### GIVEN TASK
Do any lines in the data below contain "Lorem"? If so, copy every one of them.

= = = =

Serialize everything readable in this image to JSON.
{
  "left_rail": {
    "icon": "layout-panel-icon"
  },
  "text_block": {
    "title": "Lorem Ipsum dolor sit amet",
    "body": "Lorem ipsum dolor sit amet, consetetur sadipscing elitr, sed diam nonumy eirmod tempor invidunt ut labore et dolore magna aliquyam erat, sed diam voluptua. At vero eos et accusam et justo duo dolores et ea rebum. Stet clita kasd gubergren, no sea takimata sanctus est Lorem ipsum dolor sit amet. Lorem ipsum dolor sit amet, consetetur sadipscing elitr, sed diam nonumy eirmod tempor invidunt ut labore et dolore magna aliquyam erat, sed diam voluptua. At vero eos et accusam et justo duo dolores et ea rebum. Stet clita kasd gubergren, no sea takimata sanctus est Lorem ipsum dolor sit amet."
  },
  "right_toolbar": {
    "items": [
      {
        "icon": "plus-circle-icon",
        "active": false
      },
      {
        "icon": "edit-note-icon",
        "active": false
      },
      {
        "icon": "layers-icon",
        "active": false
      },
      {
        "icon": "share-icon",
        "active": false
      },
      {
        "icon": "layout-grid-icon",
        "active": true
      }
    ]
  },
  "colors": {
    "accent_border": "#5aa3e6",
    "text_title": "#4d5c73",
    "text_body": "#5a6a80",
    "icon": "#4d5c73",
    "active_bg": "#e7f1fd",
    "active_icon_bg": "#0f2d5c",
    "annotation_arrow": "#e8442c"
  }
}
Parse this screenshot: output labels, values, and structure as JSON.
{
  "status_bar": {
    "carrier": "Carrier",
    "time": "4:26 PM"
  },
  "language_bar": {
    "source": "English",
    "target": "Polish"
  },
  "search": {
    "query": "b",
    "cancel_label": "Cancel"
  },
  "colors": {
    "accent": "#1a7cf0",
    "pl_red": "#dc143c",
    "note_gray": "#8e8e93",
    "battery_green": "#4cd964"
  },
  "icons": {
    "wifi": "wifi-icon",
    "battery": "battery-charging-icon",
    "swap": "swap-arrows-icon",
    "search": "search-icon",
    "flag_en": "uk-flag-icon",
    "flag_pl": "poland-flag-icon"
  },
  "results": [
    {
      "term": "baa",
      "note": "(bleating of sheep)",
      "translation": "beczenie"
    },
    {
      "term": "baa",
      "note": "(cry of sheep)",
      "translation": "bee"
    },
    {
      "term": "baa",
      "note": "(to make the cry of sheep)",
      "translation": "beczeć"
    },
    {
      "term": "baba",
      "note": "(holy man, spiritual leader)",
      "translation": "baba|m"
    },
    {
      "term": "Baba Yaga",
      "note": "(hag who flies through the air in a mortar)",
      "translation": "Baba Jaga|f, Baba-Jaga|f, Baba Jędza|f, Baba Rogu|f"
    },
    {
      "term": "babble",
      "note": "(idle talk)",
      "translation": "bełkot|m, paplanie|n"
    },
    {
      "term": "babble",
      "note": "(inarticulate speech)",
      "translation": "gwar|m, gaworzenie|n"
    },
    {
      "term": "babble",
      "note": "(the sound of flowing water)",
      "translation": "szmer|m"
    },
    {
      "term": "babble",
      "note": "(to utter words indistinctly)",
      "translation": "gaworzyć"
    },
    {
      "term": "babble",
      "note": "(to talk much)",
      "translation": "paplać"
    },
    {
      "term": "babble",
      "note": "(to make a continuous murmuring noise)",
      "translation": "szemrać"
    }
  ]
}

= = = =

### CORRECT RESPONSE
    "title": "Lorem Ipsum dolor sit amet",
    "body": "Lorem ipsum dolor sit amet, consetetur sadipscing elitr, sed diam nonumy eirmod tempor invidunt ut labore et dolore magna aliquyam erat, sed diam voluptua. At vero eos et accusam et justo duo dolores et ea rebum. Stet clita kasd gubergren, no sea takimata sanctus est Lorem ipsum dolor sit amet. Lorem ipsum dolor sit amet, consetetur sadipscing elitr, sed diam nonumy eirmod tempor invidunt ut labore et dolore magna aliquyam erat, sed diam voluptua. At vero eos et accusam et justo duo dolores et ea rebum. Stet clita kasd gubergren, no sea takimata sanctus est Lorem ipsum dolor sit amet."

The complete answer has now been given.